Work to do —
State only how many lines below include the string "JSON".

Dataset —
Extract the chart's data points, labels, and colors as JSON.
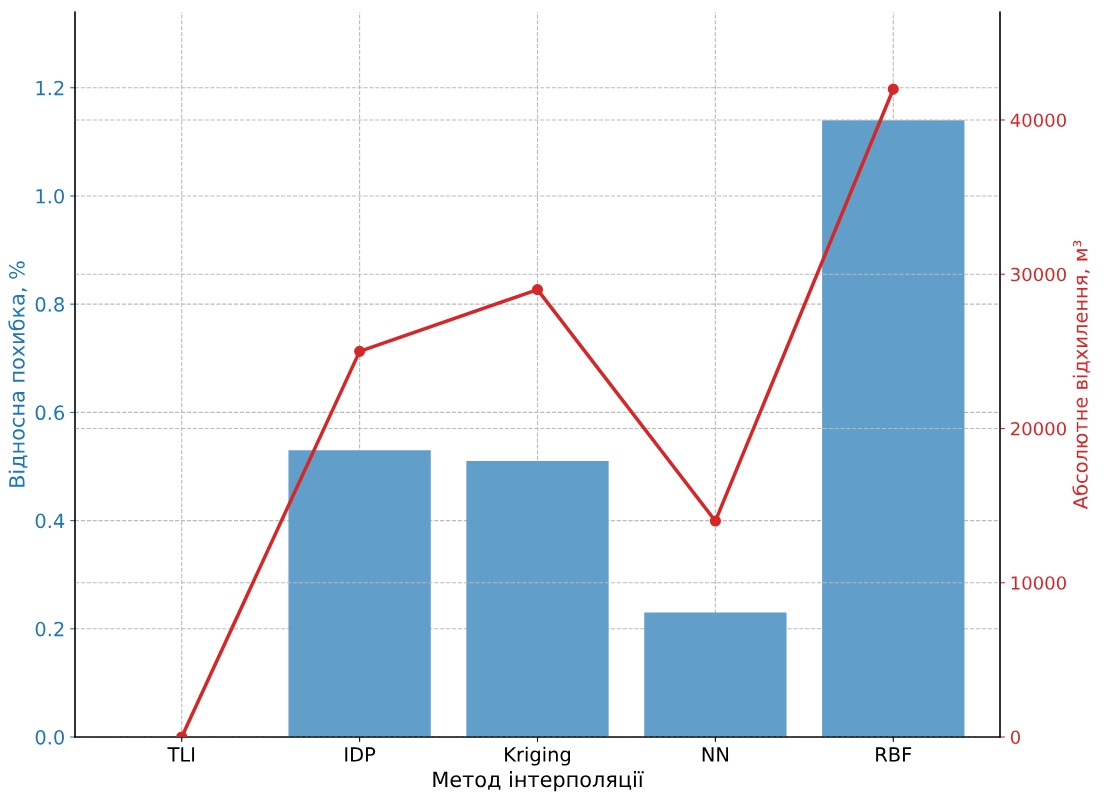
{
  "chart_data": {
    "type": "bar",
    "xlabel": "Метод інтерполяції",
    "ylabel": "Відносна похибка, %",
    "y2label": "Абсолютне відхилення, м³",
    "categories": [
      "TLI",
      "IDP",
      "Kriging",
      "NN",
      "RBF"
    ],
    "series": [
      {
        "color": "#619fca",
        "values": [
          0,
          0.53,
          0.51,
          0.23,
          1.14
        ]
      },
      {
        "type": "line",
        "axis": "y2",
        "color": "#d62728",
        "marker": "circle",
        "values": [
          0,
          25000,
          29000,
          14000,
          42000
        ]
      }
    ],
    "ylim": [
      0,
      1.34
    ],
    "yticks": [
      {
        "value": 0,
        "label": "0.0"
      },
      0.2,
      0.4,
      0.6,
      0.8,
      {
        "value": 1,
        "label": "1.0"
      },
      1.2
    ],
    "y2lim": [
      0,
      47000
    ],
    "y2ticks": [
      0,
      10000,
      20000,
      30000,
      40000
    ],
    "grid": true
  }
}
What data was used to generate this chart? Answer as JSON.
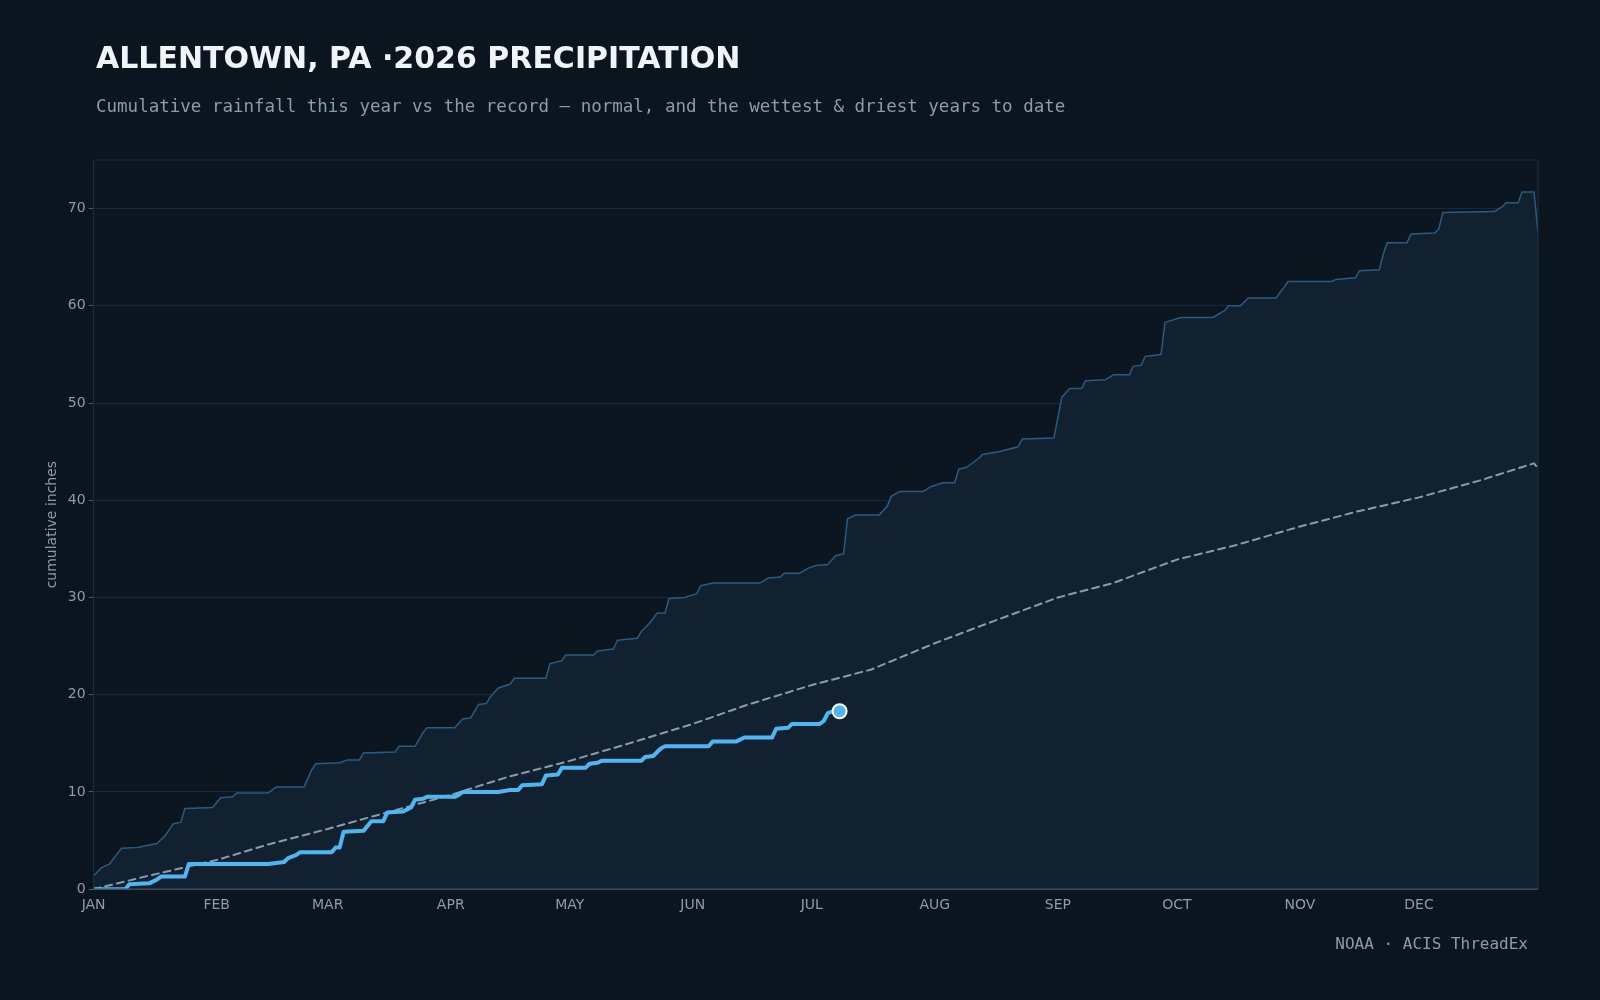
{
  "chart_data": {
    "type": "line",
    "title": "ALLENTOWN, PA ·2026 PRECIPITATION",
    "subtitle": "Cumulative rainfall this year vs the record — normal, and the wettest & driest years to date",
    "ylabel": "cumulative inches",
    "annotations": [
      "NOAA · ACIS ThreadEx"
    ],
    "xlim": [
      "--01-01",
      "--12-31"
    ],
    "xticks": [
      {
        "value": "--01-01",
        "label": "JAN"
      },
      {
        "value": "--02-01",
        "label": "FEB"
      },
      {
        "value": "--03-01",
        "label": "MAR"
      },
      {
        "value": "--04-01",
        "label": "APR"
      },
      {
        "value": "--05-01",
        "label": "MAY"
      },
      {
        "value": "--06-01",
        "label": "JUN"
      },
      {
        "value": "--07-01",
        "label": "JUL"
      },
      {
        "value": "--08-01",
        "label": "AUG"
      },
      {
        "value": "--09-01",
        "label": "SEP"
      },
      {
        "value": "--10-01",
        "label": "OCT"
      },
      {
        "value": "--11-01",
        "label": "NOV"
      },
      {
        "value": "--12-01",
        "label": "DEC"
      }
    ],
    "ylim": [
      0,
      75
    ],
    "yticks": [
      0,
      10,
      20,
      30,
      40,
      50,
      60,
      70
    ],
    "grid": "y",
    "legend": false,
    "series": [
      {
        "type": "area",
        "color": "#2a5b82",
        "marker": "none",
        "line_style": "solid",
        "x": [
          "--01-01",
          "--01-03",
          "--01-05",
          "--01-08",
          "--01-12",
          "--01-17",
          "--01-19",
          "--01-21",
          "--01-23",
          "--01-24",
          "--01-31",
          "--02-02",
          "--02-05",
          "--02-06",
          "--02-14",
          "--02-16",
          "--02-23",
          "--02-25",
          "--02-26",
          "--03-04",
          "--03-06",
          "--03-09",
          "--03-10",
          "--03-18",
          "--03-19",
          "--03-23",
          "--03-25",
          "--03-26",
          "--04-02",
          "--04-04",
          "--04-06",
          "--04-08",
          "--04-10",
          "--04-11",
          "--04-13",
          "--04-16",
          "--04-17",
          "--04-25",
          "--04-26",
          "--04-29",
          "--04-30",
          "--05-07",
          "--05-08",
          "--05-12",
          "--05-13",
          "--05-18",
          "--05-19",
          "--05-21",
          "--05-23",
          "--05-25",
          "--05-26",
          "--05-30",
          "--06-02",
          "--06-03",
          "--06-06",
          "--06-18",
          "--06-20",
          "--06-23",
          "--06-24",
          "--06-28",
          "--06-30",
          "--07-02",
          "--07-05",
          "--07-07",
          "--07-09",
          "--07-10",
          "--07-12",
          "--07-18",
          "--07-20",
          "--07-21",
          "--07-23",
          "--07-29",
          "--07-31",
          "--08-03",
          "--08-06",
          "--08-07",
          "--08-09",
          "--08-12",
          "--08-13",
          "--08-17",
          "--08-22",
          "--08-23",
          "--08-31",
          "--09-02",
          "--09-04",
          "--09-07",
          "--09-08",
          "--09-13",
          "--09-15",
          "--09-19",
          "--09-20",
          "--09-22",
          "--09-23",
          "--09-27",
          "--09-28",
          "--10-02",
          "--10-10",
          "--10-13",
          "--10-14",
          "--10-17",
          "--10-19",
          "--10-26",
          "--10-27",
          "--10-28",
          "--10-29",
          "--11-09",
          "--11-10",
          "--11-15",
          "--11-16",
          "--11-21",
          "--11-22",
          "--11-23",
          "--11-28",
          "--11-29",
          "--12-05",
          "--12-06",
          "--12-07",
          "--12-20",
          "--12-22",
          "--12-23",
          "--12-26",
          "--12-27",
          "--12-30",
          "--12-31"
        ],
        "values": [
          1.4,
          2.2,
          2.6,
          4.2,
          4.3,
          4.7,
          5.5,
          6.7,
          6.9,
          8.3,
          8.4,
          9.4,
          9.5,
          9.9,
          9.9,
          10.5,
          10.5,
          12.3,
          12.9,
          13.0,
          13.3,
          13.3,
          14.0,
          14.1,
          14.7,
          14.7,
          16.1,
          16.6,
          16.6,
          17.5,
          17.6,
          19.0,
          19.1,
          19.8,
          20.7,
          21.1,
          21.7,
          21.7,
          23.2,
          23.5,
          24.1,
          24.1,
          24.5,
          24.7,
          25.6,
          25.8,
          26.5,
          27.3,
          28.4,
          28.4,
          29.9,
          30.0,
          30.4,
          31.2,
          31.5,
          31.5,
          32.0,
          32.1,
          32.5,
          32.5,
          33.0,
          33.3,
          33.4,
          34.3,
          34.5,
          38.1,
          38.5,
          38.5,
          39.4,
          40.4,
          40.9,
          40.9,
          41.4,
          41.8,
          41.8,
          43.2,
          43.4,
          44.3,
          44.7,
          45.0,
          45.5,
          46.3,
          46.4,
          50.6,
          51.5,
          51.5,
          52.3,
          52.4,
          52.9,
          52.9,
          53.8,
          53.9,
          54.8,
          55.0,
          58.3,
          58.8,
          58.8,
          59.5,
          60.0,
          60.0,
          60.8,
          60.8,
          61.4,
          61.9,
          62.5,
          62.5,
          62.7,
          62.9,
          63.6,
          63.7,
          65.3,
          66.5,
          66.5,
          67.4,
          67.5,
          67.9,
          69.6,
          69.7,
          70.2,
          70.6,
          70.6,
          71.7,
          71.7,
          67.5
        ]
      },
      {
        "type": "line",
        "color": "#8a9bab",
        "marker": "none",
        "line_style": "dashed",
        "x": [
          "--01-01",
          "--01-15",
          "--02-01",
          "--02-14",
          "--03-01",
          "--03-16",
          "--04-01",
          "--04-15",
          "--05-01",
          "--05-16",
          "--06-01",
          "--06-15",
          "--07-01",
          "--07-16",
          "--08-01",
          "--08-16",
          "--09-01",
          "--09-15",
          "--10-01",
          "--10-16",
          "--11-01",
          "--11-15",
          "--12-01",
          "--12-16",
          "--12-30",
          "--12-31"
        ],
        "values": [
          0,
          1.4,
          3.0,
          4.6,
          6.2,
          7.9,
          9.7,
          11.5,
          13.2,
          15.0,
          17.0,
          19.0,
          21.0,
          22.6,
          25.3,
          27.6,
          30.0,
          31.5,
          33.9,
          35.4,
          37.3,
          38.8,
          40.3,
          42.0,
          43.8,
          43.3
        ]
      },
      {
        "type": "line",
        "color": "#4fb6f2",
        "marker": "none",
        "line_style": "solid",
        "x": [
          "--01-01",
          "--01-09",
          "--01-10",
          "--01-15",
          "--01-17",
          "--01-18",
          "--01-24",
          "--01-25",
          "--02-14",
          "--02-18",
          "--02-19",
          "--02-21",
          "--02-22",
          "--03-02",
          "--03-03",
          "--03-04",
          "--03-05",
          "--03-10",
          "--03-12",
          "--03-15",
          "--03-16",
          "--03-20",
          "--03-22",
          "--03-23",
          "--03-25",
          "--03-26",
          "--04-02",
          "--04-03",
          "--04-04",
          "--04-13",
          "--04-16",
          "--04-18",
          "--04-19",
          "--04-24",
          "--04-25",
          "--04-28",
          "--04-29",
          "--05-05",
          "--05-06",
          "--05-08",
          "--05-09",
          "--05-19",
          "--05-20",
          "--05-22",
          "--05-24",
          "--05-25",
          "--06-05",
          "--06-06",
          "--06-12",
          "--06-14",
          "--06-21",
          "--06-22",
          "--06-25",
          "--06-26",
          "--07-03",
          "--07-04",
          "--07-05",
          "--07-07",
          "--07-08"
        ],
        "values": [
          0,
          0,
          0.5,
          0.6,
          1.0,
          1.3,
          1.3,
          2.6,
          2.6,
          2.8,
          3.2,
          3.5,
          3.8,
          3.8,
          4.3,
          4.3,
          5.9,
          6.0,
          7.0,
          7.0,
          7.9,
          8.0,
          8.4,
          9.2,
          9.3,
          9.5,
          9.5,
          9.7,
          10.0,
          10.0,
          10.2,
          10.2,
          10.7,
          10.8,
          11.7,
          11.8,
          12.5,
          12.5,
          12.9,
          13.0,
          13.2,
          13.2,
          13.6,
          13.7,
          14.5,
          14.7,
          14.7,
          15.2,
          15.2,
          15.6,
          15.6,
          16.5,
          16.6,
          17.0,
          17.0,
          17.3,
          18.1,
          18.4,
          18.3
        ]
      },
      {
        "type": "scatter",
        "color": "#4fb6f2",
        "marker": "circle",
        "x": [
          "--07-08"
        ],
        "values": [
          18.3
        ]
      }
    ]
  }
}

Solved problem —
2